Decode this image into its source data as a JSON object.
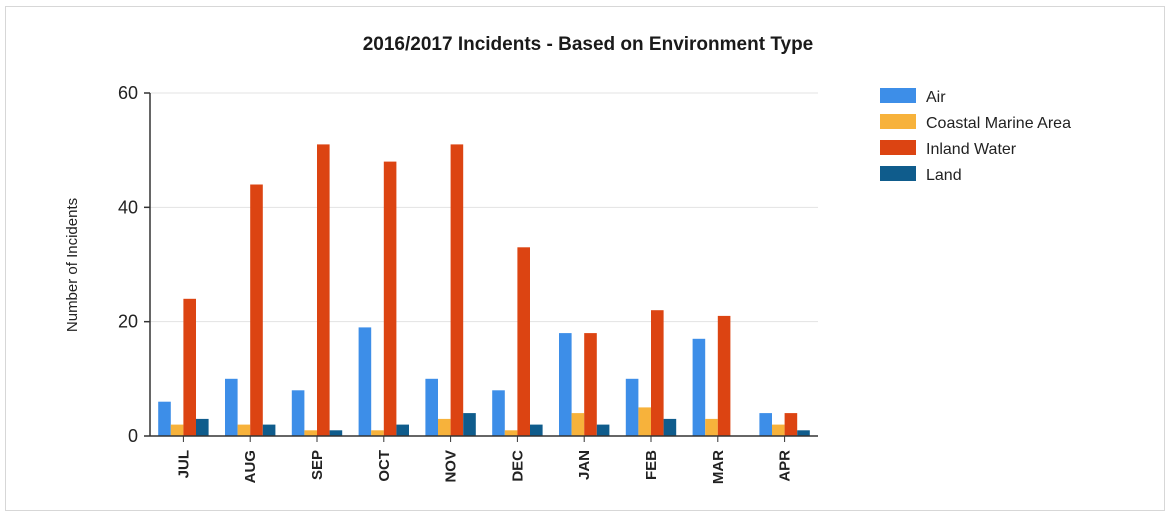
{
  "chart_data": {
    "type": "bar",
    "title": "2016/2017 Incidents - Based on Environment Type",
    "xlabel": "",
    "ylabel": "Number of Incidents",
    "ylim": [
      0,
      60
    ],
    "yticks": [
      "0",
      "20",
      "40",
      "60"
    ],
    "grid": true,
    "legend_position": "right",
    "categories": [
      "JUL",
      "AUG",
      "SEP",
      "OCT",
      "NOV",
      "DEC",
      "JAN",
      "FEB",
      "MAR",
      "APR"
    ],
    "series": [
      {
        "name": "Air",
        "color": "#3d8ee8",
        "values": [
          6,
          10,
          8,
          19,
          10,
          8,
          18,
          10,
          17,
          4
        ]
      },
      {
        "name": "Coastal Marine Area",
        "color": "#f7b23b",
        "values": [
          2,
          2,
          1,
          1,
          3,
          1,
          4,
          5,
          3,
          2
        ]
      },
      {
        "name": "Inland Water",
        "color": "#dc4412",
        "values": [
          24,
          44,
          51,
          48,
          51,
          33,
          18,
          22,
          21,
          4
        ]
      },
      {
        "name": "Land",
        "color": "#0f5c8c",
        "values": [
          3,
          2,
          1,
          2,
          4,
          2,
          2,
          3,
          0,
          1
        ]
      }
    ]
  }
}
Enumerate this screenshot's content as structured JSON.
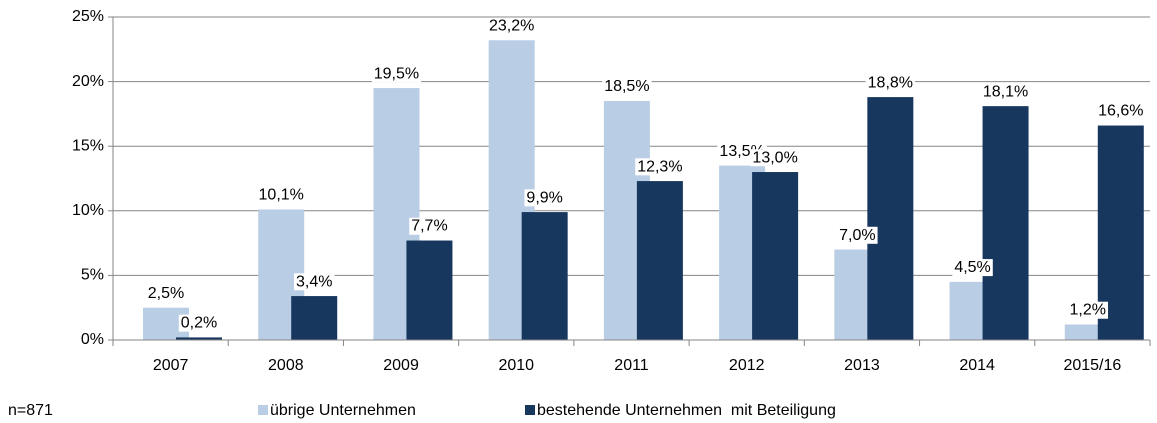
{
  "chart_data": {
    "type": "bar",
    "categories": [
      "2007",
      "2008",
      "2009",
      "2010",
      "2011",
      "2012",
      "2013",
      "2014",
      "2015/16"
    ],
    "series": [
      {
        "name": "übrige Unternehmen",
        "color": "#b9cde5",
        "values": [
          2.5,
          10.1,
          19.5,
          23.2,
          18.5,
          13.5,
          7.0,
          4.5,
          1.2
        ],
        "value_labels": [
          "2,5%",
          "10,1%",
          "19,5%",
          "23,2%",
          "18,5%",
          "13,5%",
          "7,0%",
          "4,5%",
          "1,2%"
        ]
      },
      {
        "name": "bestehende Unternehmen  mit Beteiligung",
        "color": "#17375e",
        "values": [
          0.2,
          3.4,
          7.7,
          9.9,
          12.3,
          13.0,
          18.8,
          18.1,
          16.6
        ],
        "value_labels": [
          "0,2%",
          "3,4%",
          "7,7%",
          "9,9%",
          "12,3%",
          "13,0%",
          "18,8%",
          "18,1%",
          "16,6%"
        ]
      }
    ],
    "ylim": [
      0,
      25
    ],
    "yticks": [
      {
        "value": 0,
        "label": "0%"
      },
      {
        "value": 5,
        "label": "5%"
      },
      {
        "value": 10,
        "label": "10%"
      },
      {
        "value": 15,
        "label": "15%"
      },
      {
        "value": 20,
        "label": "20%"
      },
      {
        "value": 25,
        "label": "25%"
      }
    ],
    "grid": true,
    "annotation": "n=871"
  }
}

---

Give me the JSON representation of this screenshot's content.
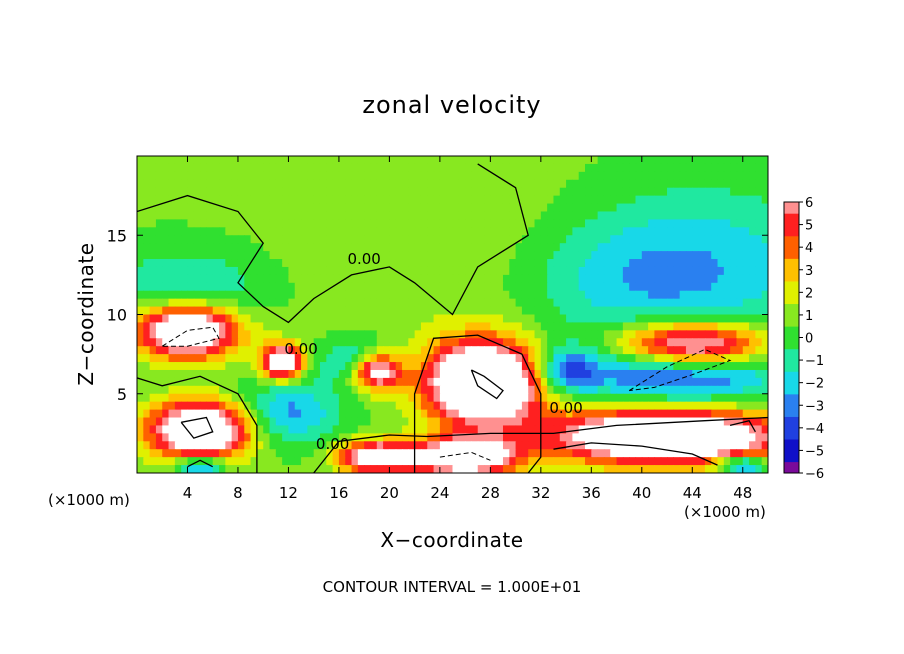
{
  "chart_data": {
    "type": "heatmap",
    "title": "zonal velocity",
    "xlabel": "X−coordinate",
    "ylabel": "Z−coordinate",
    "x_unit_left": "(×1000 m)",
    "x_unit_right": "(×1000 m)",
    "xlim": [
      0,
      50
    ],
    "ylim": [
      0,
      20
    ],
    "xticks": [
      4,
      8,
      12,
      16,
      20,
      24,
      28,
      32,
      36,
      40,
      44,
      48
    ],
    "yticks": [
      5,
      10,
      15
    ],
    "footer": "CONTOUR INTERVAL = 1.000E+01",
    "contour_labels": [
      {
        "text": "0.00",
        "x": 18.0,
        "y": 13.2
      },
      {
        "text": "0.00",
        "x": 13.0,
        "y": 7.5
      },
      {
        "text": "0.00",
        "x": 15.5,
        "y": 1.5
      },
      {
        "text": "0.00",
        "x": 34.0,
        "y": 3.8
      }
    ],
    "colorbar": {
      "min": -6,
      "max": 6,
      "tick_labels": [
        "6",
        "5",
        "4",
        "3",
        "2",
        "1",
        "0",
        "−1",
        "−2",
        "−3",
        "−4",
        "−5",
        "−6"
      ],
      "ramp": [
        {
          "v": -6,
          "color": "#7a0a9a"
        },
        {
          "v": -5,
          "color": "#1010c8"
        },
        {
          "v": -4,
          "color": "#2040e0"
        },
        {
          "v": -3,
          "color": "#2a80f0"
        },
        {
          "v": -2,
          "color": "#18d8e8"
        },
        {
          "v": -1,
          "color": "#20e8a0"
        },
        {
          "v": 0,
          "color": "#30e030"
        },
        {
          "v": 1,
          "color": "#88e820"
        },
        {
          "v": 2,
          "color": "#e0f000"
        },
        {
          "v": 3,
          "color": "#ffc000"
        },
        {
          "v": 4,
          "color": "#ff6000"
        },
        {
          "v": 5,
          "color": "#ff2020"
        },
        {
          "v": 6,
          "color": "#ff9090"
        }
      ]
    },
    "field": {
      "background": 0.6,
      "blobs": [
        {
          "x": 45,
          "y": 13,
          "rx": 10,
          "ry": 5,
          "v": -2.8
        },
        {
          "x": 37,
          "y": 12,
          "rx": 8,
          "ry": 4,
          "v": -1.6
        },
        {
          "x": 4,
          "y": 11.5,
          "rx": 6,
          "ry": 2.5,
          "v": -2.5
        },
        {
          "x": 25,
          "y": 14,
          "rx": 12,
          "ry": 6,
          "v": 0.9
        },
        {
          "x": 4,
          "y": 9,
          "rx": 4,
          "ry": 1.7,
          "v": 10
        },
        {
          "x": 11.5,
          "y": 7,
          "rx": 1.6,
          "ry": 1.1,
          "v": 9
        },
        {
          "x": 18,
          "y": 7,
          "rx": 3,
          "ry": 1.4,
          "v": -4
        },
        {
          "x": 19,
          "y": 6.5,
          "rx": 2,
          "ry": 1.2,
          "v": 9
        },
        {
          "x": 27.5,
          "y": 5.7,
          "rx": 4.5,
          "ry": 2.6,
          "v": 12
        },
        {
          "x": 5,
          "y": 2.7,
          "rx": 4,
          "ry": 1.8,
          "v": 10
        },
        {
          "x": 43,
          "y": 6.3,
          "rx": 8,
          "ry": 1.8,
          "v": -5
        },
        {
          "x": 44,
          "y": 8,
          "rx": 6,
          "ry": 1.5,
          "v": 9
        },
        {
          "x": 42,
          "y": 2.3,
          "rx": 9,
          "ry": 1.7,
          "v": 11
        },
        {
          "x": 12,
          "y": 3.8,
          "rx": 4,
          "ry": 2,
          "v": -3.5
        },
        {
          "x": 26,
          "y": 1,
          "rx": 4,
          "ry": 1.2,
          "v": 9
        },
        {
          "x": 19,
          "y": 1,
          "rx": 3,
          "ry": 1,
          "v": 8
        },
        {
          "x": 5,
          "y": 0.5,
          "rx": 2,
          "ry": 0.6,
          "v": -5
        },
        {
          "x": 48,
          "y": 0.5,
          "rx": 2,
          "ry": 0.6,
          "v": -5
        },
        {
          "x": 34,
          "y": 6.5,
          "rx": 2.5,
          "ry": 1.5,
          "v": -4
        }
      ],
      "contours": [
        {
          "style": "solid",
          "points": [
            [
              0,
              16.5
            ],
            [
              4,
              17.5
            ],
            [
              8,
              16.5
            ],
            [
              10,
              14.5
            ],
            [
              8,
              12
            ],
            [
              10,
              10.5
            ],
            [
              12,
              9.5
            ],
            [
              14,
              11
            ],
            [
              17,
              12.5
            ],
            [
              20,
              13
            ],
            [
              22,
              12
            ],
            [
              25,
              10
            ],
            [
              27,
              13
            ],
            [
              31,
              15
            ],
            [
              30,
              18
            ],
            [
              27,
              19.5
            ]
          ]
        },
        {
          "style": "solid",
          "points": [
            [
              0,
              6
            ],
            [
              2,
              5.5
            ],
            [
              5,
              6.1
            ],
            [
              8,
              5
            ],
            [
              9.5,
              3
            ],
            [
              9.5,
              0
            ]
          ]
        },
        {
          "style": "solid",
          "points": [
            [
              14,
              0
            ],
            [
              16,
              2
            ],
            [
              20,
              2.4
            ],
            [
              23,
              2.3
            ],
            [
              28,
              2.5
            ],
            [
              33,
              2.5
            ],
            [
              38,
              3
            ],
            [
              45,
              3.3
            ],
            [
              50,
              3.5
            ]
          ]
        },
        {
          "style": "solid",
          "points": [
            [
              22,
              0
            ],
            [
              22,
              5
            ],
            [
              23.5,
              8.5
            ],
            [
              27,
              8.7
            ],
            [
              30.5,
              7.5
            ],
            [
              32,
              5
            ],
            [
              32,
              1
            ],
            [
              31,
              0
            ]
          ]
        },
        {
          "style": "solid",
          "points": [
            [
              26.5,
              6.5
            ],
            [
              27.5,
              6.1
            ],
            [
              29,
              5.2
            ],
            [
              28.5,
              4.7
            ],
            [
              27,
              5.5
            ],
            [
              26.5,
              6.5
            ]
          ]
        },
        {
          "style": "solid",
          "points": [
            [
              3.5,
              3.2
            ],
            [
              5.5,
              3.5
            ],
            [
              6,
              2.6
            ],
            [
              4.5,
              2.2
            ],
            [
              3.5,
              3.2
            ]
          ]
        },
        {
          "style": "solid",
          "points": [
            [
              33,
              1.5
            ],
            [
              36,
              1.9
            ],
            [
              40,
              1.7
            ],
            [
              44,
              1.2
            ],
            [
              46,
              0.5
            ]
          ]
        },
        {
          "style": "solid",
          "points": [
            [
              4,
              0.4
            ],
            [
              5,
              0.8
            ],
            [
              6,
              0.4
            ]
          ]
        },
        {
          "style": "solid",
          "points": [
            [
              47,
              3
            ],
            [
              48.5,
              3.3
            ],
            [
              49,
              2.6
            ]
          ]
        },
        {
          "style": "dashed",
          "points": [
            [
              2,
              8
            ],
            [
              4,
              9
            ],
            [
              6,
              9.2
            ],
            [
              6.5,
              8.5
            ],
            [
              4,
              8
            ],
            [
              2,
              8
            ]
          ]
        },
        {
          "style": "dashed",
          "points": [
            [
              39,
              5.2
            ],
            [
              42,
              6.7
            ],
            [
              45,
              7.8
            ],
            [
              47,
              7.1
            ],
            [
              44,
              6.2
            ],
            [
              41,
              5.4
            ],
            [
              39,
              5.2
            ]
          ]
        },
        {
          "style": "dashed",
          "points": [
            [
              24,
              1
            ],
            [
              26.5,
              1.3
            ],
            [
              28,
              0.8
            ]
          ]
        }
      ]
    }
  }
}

### Task requirements:
Give the number of lines in the records above that contain the word "coordinate". Reply with that number alone.

### Output of the exercise:
2